▶ _Task instructions_: Please pick out and copy every line of the material that contains the word "Indecisos". Case counts.

▶ _Listed records_:
============
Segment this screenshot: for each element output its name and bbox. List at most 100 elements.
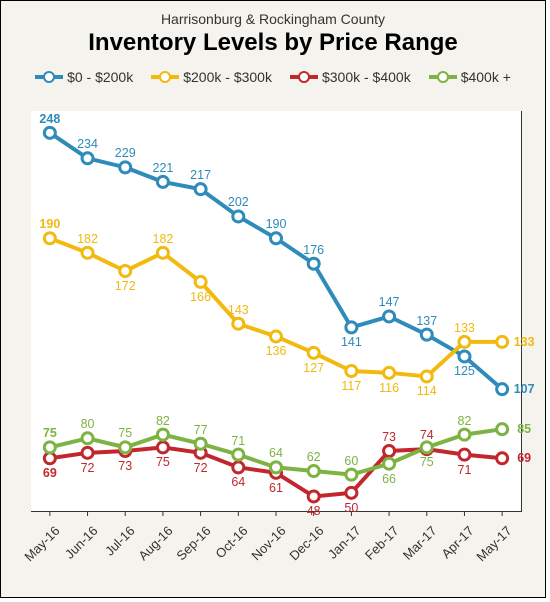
value-label: 176: [303, 243, 324, 257]
data-marker: [308, 491, 319, 502]
data-marker: [308, 258, 319, 269]
data-marker: [459, 429, 470, 440]
data-marker: [44, 127, 55, 138]
legend-item: $0 - $200k: [35, 69, 133, 85]
value-label: 107: [514, 382, 535, 396]
data-marker: [497, 384, 508, 395]
data-marker: [195, 276, 206, 287]
data-marker: [459, 351, 470, 362]
value-label: 85: [517, 422, 531, 436]
value-label: 77: [194, 423, 208, 437]
value-label: 229: [115, 146, 136, 160]
value-label: 234: [77, 137, 98, 151]
value-label: 72: [81, 461, 95, 475]
value-label: 190: [39, 217, 60, 231]
value-label: 166: [190, 290, 211, 304]
legend-item: $400k +: [429, 69, 511, 85]
data-marker: [233, 449, 244, 460]
data-marker: [195, 184, 206, 195]
value-label: 64: [231, 475, 245, 489]
value-label: 72: [194, 461, 208, 475]
value-label: 64: [269, 446, 283, 460]
data-marker: [82, 153, 93, 164]
data-marker: [384, 367, 395, 378]
value-label: 133: [514, 335, 535, 349]
data-marker: [384, 311, 395, 322]
value-label: 50: [344, 501, 358, 515]
data-marker: [271, 331, 282, 342]
value-label: 182: [77, 232, 98, 246]
value-label: 141: [341, 335, 362, 349]
legend-marker-icon: [429, 71, 457, 83]
value-label: 71: [231, 434, 245, 448]
data-marker: [271, 462, 282, 473]
value-label: 143: [228, 303, 249, 317]
data-marker: [44, 233, 55, 244]
value-label: 73: [382, 430, 396, 444]
legend-marker-icon: [35, 71, 63, 83]
data-marker: [195, 438, 206, 449]
data-marker: [346, 487, 357, 498]
data-marker: [157, 429, 168, 440]
value-label: 217: [190, 168, 211, 182]
value-label: 172: [115, 279, 136, 293]
value-label: 82: [458, 414, 472, 428]
legend-item: $200k - $300k: [151, 69, 272, 85]
value-label: 221: [152, 161, 173, 175]
data-marker: [421, 442, 432, 453]
data-marker: [82, 447, 93, 458]
legend-label: $300k - $400k: [322, 69, 411, 85]
value-label: 62: [307, 450, 321, 464]
data-marker: [157, 247, 168, 258]
data-marker: [233, 211, 244, 222]
data-marker: [120, 162, 131, 173]
data-marker: [271, 233, 282, 244]
data-marker: [497, 336, 508, 347]
value-label: 66: [382, 472, 396, 486]
value-label: 82: [156, 414, 170, 428]
data-marker: [44, 453, 55, 464]
data-marker: [157, 442, 168, 453]
data-marker: [421, 371, 432, 382]
data-marker: [157, 176, 168, 187]
value-label: 182: [152, 232, 173, 246]
data-marker: [497, 424, 508, 435]
data-marker: [308, 347, 319, 358]
data-marker: [233, 318, 244, 329]
value-label: 69: [43, 466, 57, 480]
value-label: 74: [420, 428, 434, 442]
data-marker: [346, 322, 357, 333]
value-label: 73: [118, 459, 132, 473]
value-label: 117: [341, 379, 361, 393]
data-marker: [82, 247, 93, 258]
data-marker: [384, 446, 395, 457]
value-label: 136: [266, 344, 287, 358]
data-marker: [421, 329, 432, 340]
value-label: 190: [266, 217, 287, 231]
data-marker: [346, 469, 357, 480]
value-label: 71: [458, 463, 472, 477]
legend: $0 - $200k $200k - $300k $300k - $400k $400…: [1, 69, 545, 85]
value-label: 61: [269, 481, 283, 495]
subtitle: Harrisonburg & Rockingham County: [1, 11, 545, 27]
plot-area: 2482342292212172021901761411471371251071…: [31, 111, 522, 512]
data-marker: [308, 466, 319, 477]
value-label: 125: [454, 364, 475, 378]
value-label: 116: [379, 381, 399, 395]
data-marker: [120, 442, 131, 453]
data-marker: [82, 433, 93, 444]
data-marker: [459, 449, 470, 460]
data-marker: [233, 462, 244, 473]
legend-label: $400k +: [461, 69, 511, 85]
value-label: 137: [416, 314, 437, 328]
value-label: 147: [379, 295, 400, 309]
value-label: 248: [39, 112, 60, 126]
value-label: 75: [43, 426, 57, 440]
value-label: 127: [303, 361, 324, 375]
data-marker: [497, 453, 508, 464]
data-marker: [120, 266, 131, 277]
value-label: 114: [417, 384, 437, 398]
title: Inventory Levels by Price Range: [1, 29, 545, 57]
value-label: 80: [81, 417, 95, 431]
value-label: 60: [344, 454, 358, 468]
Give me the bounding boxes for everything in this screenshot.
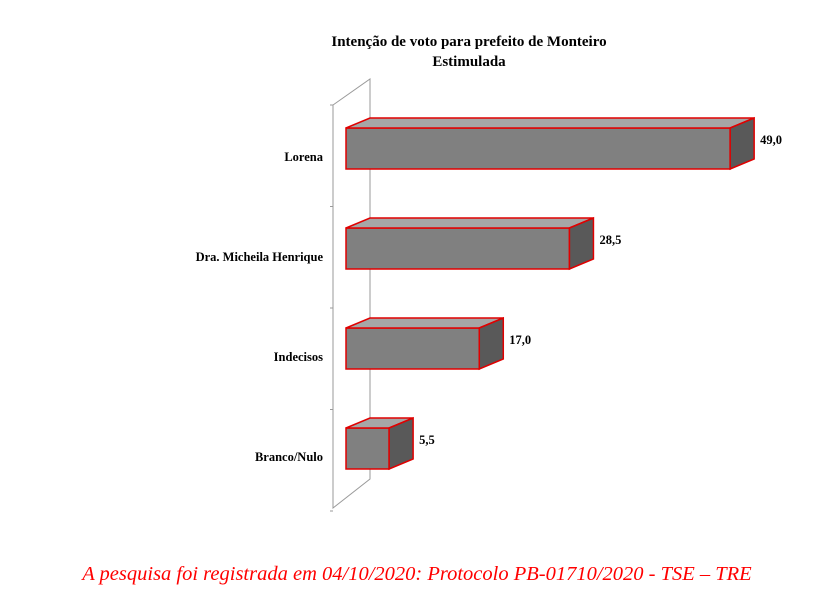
bar-chart: Intenção de voto para prefeito de Montei… (196, 34, 782, 512)
bar-front (345, 227, 571, 270)
bar-side (388, 416, 414, 471)
chart-title: Intenção de voto para prefeito de Montei… (331, 34, 606, 50)
value-label: 5,5 (419, 433, 435, 447)
value-label: 49,0 (760, 133, 782, 147)
category-label: Lorena (284, 150, 323, 164)
bar-group: 5,5 Branco/Nulo (255, 416, 435, 471)
category-label: Indecisos (274, 350, 323, 364)
bar-group: 28,5 Dra. Micheila Henrique (196, 216, 621, 271)
value-label: 28,5 (599, 233, 621, 247)
category-label: Dra. Micheila Henrique (196, 250, 324, 264)
registration-footnote: A pesquisa foi registrada em 04/10/2020:… (82, 563, 752, 585)
bar-side (729, 116, 755, 171)
bar-group: 49,0 Lorena (284, 116, 782, 171)
bar-front (345, 127, 731, 170)
bar-side (478, 316, 505, 371)
axis-wall (330, 78, 371, 512)
bar-top (345, 217, 594, 229)
bar-side (568, 216, 595, 271)
category-label: Branco/Nulo (255, 450, 323, 464)
chart-subtitle: Estimulada (432, 54, 506, 70)
bar-front (345, 427, 390, 470)
bar-group: 17,0 Indecisos (274, 316, 531, 371)
axis-wall-outline (332, 78, 371, 510)
value-label: 17,0 (509, 333, 531, 347)
bars-group: 49,0 Lorena 28,5 Dra. Micheila Henrique 17,0… (196, 116, 782, 471)
bar-top (345, 117, 755, 129)
bar-front (345, 327, 481, 370)
bar-top (345, 317, 504, 329)
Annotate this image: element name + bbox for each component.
============
▶ _Exercise solution_:
category-label: Indecisos (274, 350, 323, 364)
bar-group: 17,0 Indecisos (274, 316, 531, 371)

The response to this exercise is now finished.